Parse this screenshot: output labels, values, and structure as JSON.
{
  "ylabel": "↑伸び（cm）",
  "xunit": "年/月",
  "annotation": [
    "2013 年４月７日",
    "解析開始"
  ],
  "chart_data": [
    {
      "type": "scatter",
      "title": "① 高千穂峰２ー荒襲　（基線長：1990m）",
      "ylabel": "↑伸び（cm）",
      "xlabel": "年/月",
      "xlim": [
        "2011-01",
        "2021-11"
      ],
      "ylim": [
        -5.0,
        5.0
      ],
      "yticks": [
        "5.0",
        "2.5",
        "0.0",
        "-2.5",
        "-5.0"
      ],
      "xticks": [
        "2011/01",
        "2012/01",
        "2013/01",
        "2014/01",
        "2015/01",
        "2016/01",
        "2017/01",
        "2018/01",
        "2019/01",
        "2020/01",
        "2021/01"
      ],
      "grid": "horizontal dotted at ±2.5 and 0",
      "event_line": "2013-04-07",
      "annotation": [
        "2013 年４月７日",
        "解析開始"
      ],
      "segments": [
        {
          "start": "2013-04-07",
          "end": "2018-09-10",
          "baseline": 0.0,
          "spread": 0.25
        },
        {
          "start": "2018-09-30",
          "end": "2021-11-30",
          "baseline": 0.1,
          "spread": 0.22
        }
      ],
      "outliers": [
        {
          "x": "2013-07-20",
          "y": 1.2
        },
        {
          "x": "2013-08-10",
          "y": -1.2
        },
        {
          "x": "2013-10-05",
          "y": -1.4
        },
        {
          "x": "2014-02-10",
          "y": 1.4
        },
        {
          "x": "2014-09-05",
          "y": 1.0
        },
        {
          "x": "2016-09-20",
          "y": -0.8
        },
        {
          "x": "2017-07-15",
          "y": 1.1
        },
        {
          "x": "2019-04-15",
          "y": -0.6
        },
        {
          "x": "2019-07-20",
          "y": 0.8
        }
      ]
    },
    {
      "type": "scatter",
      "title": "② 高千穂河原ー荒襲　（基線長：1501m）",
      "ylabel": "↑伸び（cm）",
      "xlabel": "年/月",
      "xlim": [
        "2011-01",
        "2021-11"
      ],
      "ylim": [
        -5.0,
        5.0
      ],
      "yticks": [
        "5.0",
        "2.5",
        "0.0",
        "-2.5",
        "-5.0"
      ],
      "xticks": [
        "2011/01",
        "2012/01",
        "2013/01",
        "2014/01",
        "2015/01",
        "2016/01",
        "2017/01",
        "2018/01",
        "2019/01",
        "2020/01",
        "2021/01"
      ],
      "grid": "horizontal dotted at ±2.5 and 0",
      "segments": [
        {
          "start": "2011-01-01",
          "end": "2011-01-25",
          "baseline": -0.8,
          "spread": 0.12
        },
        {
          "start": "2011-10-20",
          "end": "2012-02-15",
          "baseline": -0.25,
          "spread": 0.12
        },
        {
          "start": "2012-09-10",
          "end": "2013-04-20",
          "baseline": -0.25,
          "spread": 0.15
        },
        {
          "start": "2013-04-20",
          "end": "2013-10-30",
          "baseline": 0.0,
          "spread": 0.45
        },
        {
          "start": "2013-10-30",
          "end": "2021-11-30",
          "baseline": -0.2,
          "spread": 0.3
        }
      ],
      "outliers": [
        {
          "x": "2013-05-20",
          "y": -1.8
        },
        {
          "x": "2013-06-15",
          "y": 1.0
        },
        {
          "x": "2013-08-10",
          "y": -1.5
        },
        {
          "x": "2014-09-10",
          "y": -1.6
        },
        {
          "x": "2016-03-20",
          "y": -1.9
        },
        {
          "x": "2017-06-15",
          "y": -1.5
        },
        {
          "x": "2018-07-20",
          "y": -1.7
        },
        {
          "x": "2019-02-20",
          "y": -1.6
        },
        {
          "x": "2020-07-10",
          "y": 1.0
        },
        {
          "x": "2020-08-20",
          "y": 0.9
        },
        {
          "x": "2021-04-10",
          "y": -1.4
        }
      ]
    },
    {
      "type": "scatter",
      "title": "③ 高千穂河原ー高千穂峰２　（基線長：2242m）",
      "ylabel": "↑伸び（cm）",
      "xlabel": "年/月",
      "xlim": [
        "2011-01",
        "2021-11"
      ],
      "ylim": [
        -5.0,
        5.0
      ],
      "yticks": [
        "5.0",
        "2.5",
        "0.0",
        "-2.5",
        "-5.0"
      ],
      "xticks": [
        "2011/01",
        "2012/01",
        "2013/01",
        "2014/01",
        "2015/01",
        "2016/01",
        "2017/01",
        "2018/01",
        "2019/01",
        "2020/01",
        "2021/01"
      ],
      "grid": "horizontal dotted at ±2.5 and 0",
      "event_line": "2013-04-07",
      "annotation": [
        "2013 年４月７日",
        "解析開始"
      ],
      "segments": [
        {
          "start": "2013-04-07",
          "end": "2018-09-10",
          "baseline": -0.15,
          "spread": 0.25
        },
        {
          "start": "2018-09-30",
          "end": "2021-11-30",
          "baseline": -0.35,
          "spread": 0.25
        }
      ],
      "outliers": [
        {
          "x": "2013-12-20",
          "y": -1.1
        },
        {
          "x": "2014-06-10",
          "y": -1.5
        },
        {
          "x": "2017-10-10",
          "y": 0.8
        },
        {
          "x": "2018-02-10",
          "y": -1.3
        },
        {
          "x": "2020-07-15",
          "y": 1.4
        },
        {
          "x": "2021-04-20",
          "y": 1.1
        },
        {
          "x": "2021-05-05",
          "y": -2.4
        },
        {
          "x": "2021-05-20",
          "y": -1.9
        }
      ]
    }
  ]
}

## WRITTEN INSTRUCTION
Reproduce every line above without error.

## EXPECTED ANSWER
Parse this screenshot: output labels, values, and structure as JSON.
{
  "ylabel": "↑伸び（cm）",
  "xunit": "年/月",
  "annotation": [
    "2013 年４月７日",
    "解析開始"
  ],
  "chart_data": [
    {
      "type": "scatter",
      "title": "① 高千穂峰２ー荒襲　（基線長：1990m）",
      "ylabel": "↑伸び（cm）",
      "xlabel": "年/月",
      "xlim": [
        "2011-01",
        "2021-11"
      ],
      "ylim": [
        -5.0,
        5.0
      ],
      "yticks": [
        "5.0",
        "2.5",
        "0.0",
        "-2.5",
        "-5.0"
      ],
      "xticks": [
        "2011/01",
        "2012/01",
        "2013/01",
        "2014/01",
        "2015/01",
        "2016/01",
        "2017/01",
        "2018/01",
        "2019/01",
        "2020/01",
        "2021/01"
      ],
      "grid": "horizontal dotted at ±2.5 and 0",
      "event_line": "2013-04-07",
      "annotation": [
        "2013 年４月７日",
        "解析開始"
      ],
      "segments": [
        {
          "start": "2013-04-07",
          "end": "2018-09-10",
          "baseline": 0.0,
          "spread": 0.25
        },
        {
          "start": "2018-09-30",
          "end": "2021-11-30",
          "baseline": 0.1,
          "spread": 0.22
        }
      ],
      "outliers": [
        {
          "x": "2013-07-20",
          "y": 1.2
        },
        {
          "x": "2013-08-10",
          "y": -1.2
        },
        {
          "x": "2013-10-05",
          "y": -1.4
        },
        {
          "x": "2014-02-10",
          "y": 1.4
        },
        {
          "x": "2014-09-05",
          "y": 1.0
        },
        {
          "x": "2016-09-20",
          "y": -0.8
        },
        {
          "x": "2017-07-15",
          "y": 1.1
        },
        {
          "x": "2019-04-15",
          "y": -0.6
        },
        {
          "x": "2019-07-20",
          "y": 0.8
        }
      ]
    },
    {
      "type": "scatter",
      "title": "② 高千穂河原ー荒襲　（基線長：1501m）",
      "ylabel": "↑伸び（cm）",
      "xlabel": "年/月",
      "xlim": [
        "2011-01",
        "2021-11"
      ],
      "ylim": [
        -5.0,
        5.0
      ],
      "yticks": [
        "5.0",
        "2.5",
        "0.0",
        "-2.5",
        "-5.0"
      ],
      "xticks": [
        "2011/01",
        "2012/01",
        "2013/01",
        "2014/01",
        "2015/01",
        "2016/01",
        "2017/01",
        "2018/01",
        "2019/01",
        "2020/01",
        "2021/01"
      ],
      "grid": "horizontal dotted at ±2.5 and 0",
      "segments": [
        {
          "start": "2011-01-01",
          "end": "2011-01-25",
          "baseline": -0.8,
          "spread": 0.12
        },
        {
          "start": "2011-10-20",
          "end": "2012-02-15",
          "baseline": -0.25,
          "spread": 0.12
        },
        {
          "start": "2012-09-10",
          "end": "2013-04-20",
          "baseline": -0.25,
          "spread": 0.15
        },
        {
          "start": "2013-04-20",
          "end": "2013-10-30",
          "baseline": 0.0,
          "spread": 0.45
        },
        {
          "start": "2013-10-30",
          "end": "2021-11-30",
          "baseline": -0.2,
          "spread": 0.3
        }
      ],
      "outliers": [
        {
          "x": "2013-05-20",
          "y": -1.8
        },
        {
          "x": "2013-06-15",
          "y": 1.0
        },
        {
          "x": "2013-08-10",
          "y": -1.5
        },
        {
          "x": "2014-09-10",
          "y": -1.6
        },
        {
          "x": "2016-03-20",
          "y": -1.9
        },
        {
          "x": "2017-06-15",
          "y": -1.5
        },
        {
          "x": "2018-07-20",
          "y": -1.7
        },
        {
          "x": "2019-02-20",
          "y": -1.6
        },
        {
          "x": "2020-07-10",
          "y": 1.0
        },
        {
          "x": "2020-08-20",
          "y": 0.9
        },
        {
          "x": "2021-04-10",
          "y": -1.4
        }
      ]
    },
    {
      "type": "scatter",
      "title": "③ 高千穂河原ー高千穂峰２　（基線長：2242m）",
      "ylabel": "↑伸び（cm）",
      "xlabel": "年/月",
      "xlim": [
        "2011-01",
        "2021-11"
      ],
      "ylim": [
        -5.0,
        5.0
      ],
      "yticks": [
        "5.0",
        "2.5",
        "0.0",
        "-2.5",
        "-5.0"
      ],
      "xticks": [
        "2011/01",
        "2012/01",
        "2013/01",
        "2014/01",
        "2015/01",
        "2016/01",
        "2017/01",
        "2018/01",
        "2019/01",
        "2020/01",
        "2021/01"
      ],
      "grid": "horizontal dotted at ±2.5 and 0",
      "event_line": "2013-04-07",
      "annotation": [
        "2013 年４月７日",
        "解析開始"
      ],
      "segments": [
        {
          "start": "2013-04-07",
          "end": "2018-09-10",
          "baseline": -0.15,
          "spread": 0.25
        },
        {
          "start": "2018-09-30",
          "end": "2021-11-30",
          "baseline": -0.35,
          "spread": 0.25
        }
      ],
      "outliers": [
        {
          "x": "2013-12-20",
          "y": -1.1
        },
        {
          "x": "2014-06-10",
          "y": -1.5
        },
        {
          "x": "2017-10-10",
          "y": 0.8
        },
        {
          "x": "2018-02-10",
          "y": -1.3
        },
        {
          "x": "2020-07-15",
          "y": 1.4
        },
        {
          "x": "2021-04-20",
          "y": 1.1
        },
        {
          "x": "2021-05-05",
          "y": -2.4
        },
        {
          "x": "2021-05-20",
          "y": -1.9
        }
      ]
    }
  ]
}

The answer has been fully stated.